Compile every line that includes the word "Lunette".
═════ DATA FOR THIS TASK ═════
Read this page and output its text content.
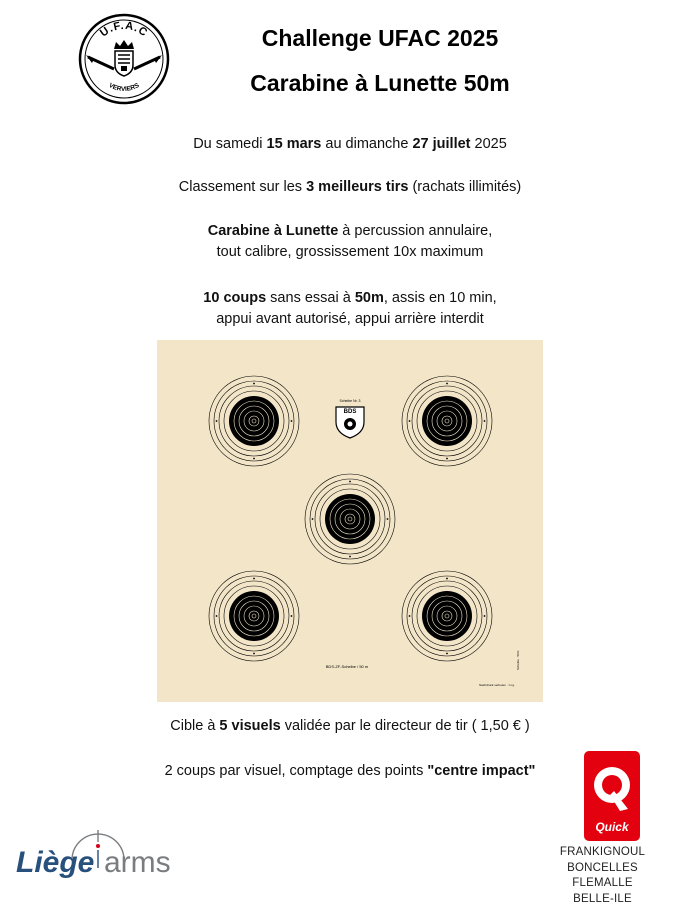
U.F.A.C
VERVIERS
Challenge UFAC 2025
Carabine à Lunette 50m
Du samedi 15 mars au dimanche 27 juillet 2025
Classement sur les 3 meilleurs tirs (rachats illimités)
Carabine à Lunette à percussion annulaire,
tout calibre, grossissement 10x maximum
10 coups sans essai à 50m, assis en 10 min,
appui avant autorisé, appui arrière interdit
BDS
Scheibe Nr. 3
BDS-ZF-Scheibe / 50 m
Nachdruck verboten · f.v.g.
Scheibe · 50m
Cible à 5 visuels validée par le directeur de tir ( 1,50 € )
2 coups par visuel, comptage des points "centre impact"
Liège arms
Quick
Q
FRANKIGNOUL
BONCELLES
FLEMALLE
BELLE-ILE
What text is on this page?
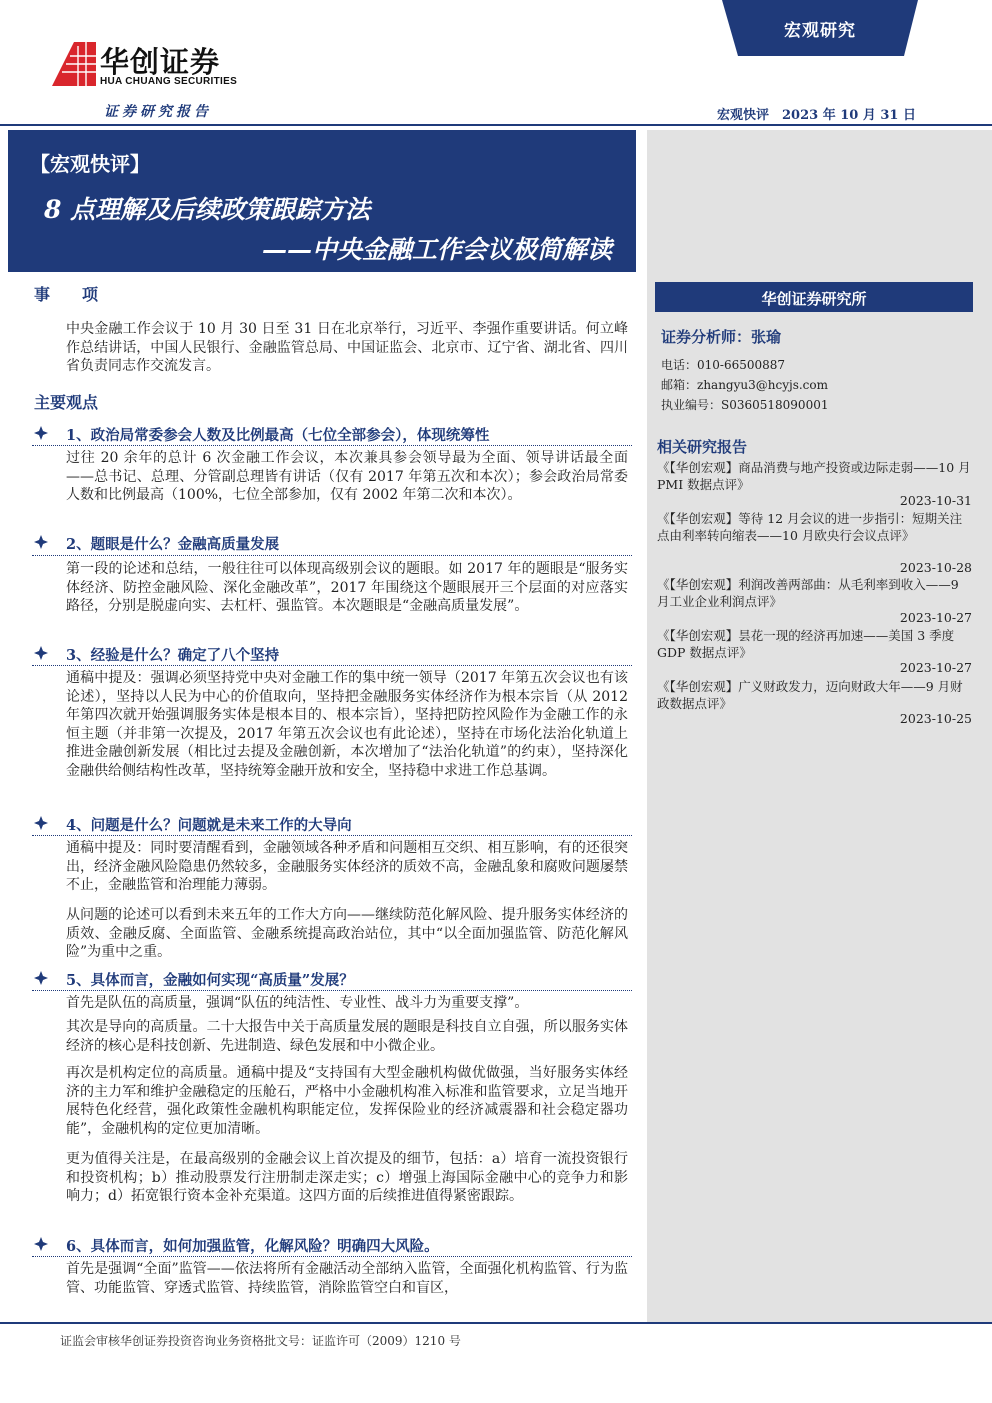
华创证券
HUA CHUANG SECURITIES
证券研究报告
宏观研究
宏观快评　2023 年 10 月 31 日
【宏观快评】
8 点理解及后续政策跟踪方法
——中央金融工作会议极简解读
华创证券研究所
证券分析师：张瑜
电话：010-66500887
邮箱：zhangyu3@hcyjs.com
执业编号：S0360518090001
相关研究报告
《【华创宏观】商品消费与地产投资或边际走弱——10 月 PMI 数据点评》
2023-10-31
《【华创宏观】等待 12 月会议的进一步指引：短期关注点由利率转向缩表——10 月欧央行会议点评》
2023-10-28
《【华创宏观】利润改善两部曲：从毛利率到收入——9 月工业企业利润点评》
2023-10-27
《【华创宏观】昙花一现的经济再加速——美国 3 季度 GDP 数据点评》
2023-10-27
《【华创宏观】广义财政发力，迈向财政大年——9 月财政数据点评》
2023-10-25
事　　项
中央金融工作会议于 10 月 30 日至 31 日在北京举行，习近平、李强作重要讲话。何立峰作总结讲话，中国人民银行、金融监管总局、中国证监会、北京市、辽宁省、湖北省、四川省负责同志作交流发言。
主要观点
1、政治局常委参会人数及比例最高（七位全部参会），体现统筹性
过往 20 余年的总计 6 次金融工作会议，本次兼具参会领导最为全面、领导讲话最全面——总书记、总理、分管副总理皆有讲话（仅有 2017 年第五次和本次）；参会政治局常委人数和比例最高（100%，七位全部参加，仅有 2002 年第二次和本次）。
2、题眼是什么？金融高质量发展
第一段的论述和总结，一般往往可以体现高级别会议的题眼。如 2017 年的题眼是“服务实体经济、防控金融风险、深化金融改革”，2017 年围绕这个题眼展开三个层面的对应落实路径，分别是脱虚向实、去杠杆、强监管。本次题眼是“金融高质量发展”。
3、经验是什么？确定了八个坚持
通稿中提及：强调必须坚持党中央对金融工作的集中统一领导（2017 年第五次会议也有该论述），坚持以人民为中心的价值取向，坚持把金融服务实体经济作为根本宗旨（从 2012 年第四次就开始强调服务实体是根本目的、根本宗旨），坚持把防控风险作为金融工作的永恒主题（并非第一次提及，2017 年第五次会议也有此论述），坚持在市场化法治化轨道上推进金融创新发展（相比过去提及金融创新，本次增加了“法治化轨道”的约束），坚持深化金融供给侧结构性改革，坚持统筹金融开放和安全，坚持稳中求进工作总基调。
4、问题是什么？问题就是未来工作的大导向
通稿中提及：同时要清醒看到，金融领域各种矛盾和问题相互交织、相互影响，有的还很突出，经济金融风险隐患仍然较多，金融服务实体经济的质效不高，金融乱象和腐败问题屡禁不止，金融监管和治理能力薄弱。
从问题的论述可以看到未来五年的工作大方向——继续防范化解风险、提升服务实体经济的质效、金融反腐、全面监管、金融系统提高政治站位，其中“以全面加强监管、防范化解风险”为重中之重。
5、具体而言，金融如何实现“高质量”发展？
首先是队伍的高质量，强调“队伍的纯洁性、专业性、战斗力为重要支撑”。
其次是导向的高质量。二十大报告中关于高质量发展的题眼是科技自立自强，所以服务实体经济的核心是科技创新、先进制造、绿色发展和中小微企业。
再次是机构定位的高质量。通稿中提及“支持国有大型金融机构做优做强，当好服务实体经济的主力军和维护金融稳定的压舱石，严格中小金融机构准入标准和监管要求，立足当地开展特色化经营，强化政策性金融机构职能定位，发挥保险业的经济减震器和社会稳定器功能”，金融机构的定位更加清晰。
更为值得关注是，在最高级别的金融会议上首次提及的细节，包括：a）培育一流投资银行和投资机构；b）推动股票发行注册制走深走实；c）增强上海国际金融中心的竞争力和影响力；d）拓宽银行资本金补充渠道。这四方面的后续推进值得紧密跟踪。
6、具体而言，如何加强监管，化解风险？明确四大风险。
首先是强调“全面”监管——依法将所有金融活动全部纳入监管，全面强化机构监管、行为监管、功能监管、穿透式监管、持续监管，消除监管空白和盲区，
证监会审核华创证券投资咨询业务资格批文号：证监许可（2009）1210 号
═════
═════ DATA FOR THIS TASK ═════
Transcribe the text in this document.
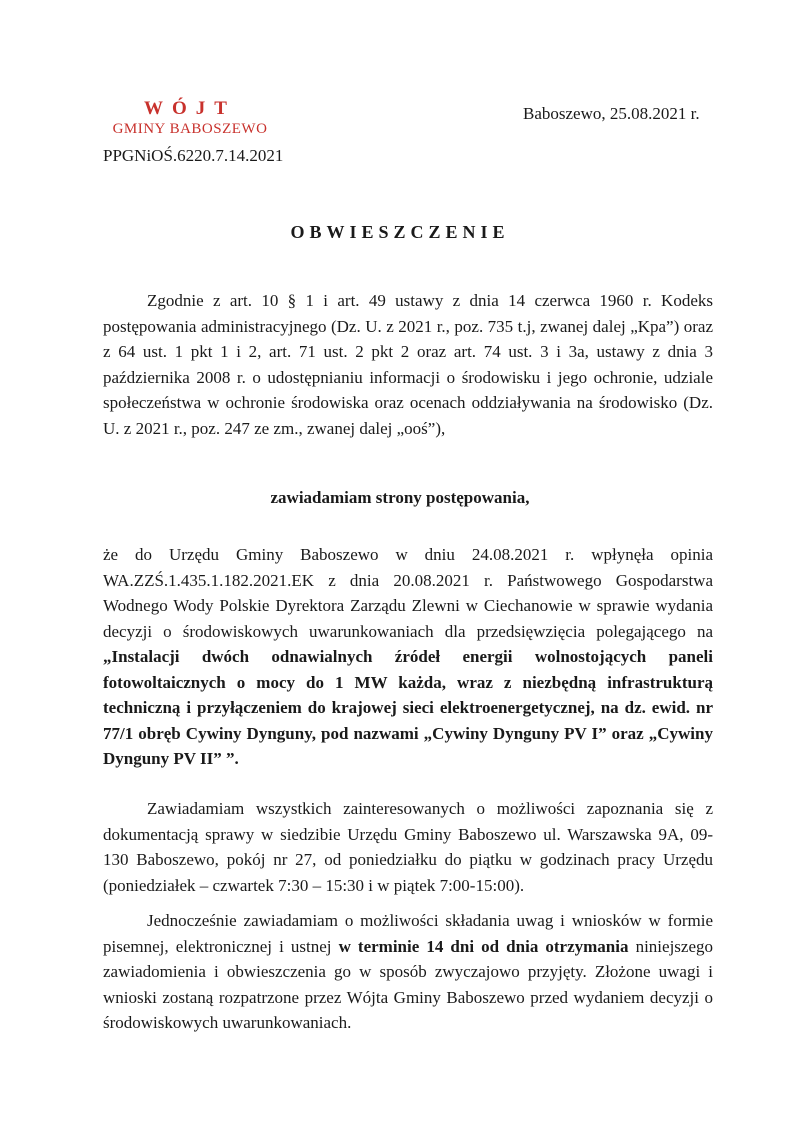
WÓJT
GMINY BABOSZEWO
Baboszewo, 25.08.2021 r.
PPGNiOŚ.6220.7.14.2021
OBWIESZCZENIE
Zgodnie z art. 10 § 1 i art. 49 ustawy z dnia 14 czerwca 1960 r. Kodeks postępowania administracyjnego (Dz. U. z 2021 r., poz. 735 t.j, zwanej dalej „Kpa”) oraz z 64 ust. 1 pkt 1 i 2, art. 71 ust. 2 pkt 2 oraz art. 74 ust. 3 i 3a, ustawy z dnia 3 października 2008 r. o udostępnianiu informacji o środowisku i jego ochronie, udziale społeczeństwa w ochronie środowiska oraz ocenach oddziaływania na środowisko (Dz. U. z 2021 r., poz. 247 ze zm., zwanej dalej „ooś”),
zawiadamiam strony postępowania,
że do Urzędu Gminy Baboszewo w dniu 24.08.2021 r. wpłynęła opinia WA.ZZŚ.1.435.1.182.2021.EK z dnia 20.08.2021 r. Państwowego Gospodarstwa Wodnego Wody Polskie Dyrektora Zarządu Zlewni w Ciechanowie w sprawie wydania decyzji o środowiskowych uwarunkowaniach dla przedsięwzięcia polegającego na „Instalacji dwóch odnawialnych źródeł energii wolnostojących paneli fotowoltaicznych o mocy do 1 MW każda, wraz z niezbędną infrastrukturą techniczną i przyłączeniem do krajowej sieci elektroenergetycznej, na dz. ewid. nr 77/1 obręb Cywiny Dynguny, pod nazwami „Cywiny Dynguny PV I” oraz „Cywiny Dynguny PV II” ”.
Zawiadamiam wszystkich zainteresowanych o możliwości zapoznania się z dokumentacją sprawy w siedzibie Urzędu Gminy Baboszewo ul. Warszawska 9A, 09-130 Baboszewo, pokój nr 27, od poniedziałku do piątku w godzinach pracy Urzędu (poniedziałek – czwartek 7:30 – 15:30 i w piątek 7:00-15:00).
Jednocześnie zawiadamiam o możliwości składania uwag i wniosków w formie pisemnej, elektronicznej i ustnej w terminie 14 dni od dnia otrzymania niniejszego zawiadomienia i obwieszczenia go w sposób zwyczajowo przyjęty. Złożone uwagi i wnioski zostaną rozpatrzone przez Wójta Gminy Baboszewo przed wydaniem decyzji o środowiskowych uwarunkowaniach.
═════
__EXERCISE SOLUTION__
Carabine à Lunette 50m
Carabine à Lunette à percussion annulaire,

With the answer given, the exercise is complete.